== Data section

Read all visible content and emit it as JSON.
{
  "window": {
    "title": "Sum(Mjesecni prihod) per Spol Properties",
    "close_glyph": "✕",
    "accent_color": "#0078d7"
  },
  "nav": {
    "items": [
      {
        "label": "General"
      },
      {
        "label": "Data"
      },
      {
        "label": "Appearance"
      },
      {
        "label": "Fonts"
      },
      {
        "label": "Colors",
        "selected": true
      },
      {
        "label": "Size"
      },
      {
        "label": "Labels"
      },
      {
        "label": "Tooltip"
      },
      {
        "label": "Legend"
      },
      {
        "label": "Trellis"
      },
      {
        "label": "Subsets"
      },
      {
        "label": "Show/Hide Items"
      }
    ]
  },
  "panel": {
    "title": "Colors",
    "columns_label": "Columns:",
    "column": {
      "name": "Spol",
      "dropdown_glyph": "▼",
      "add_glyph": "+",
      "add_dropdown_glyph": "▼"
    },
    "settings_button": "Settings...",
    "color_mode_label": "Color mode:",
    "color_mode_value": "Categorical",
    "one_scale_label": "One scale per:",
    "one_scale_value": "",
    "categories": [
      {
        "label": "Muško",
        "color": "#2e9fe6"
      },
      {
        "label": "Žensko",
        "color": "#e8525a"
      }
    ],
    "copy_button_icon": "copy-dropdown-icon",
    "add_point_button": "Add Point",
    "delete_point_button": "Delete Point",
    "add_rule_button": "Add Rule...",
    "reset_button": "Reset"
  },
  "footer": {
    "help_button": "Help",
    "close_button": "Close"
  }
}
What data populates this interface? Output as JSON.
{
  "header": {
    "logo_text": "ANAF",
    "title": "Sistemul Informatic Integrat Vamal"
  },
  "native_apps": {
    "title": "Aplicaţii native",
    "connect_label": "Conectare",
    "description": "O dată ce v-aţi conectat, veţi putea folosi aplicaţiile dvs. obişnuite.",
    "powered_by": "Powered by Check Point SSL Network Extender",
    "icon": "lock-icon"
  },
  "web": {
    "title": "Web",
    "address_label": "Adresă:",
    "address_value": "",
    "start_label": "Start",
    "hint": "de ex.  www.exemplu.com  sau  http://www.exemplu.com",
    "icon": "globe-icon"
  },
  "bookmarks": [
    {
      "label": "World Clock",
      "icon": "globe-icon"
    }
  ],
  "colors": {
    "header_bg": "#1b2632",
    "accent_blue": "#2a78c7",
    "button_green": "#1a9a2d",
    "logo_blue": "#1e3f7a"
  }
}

====

__What is being asked__
In the listing, find every line with the word "JSON" and state how many there are, nothing more.

__Answer to the problem__
2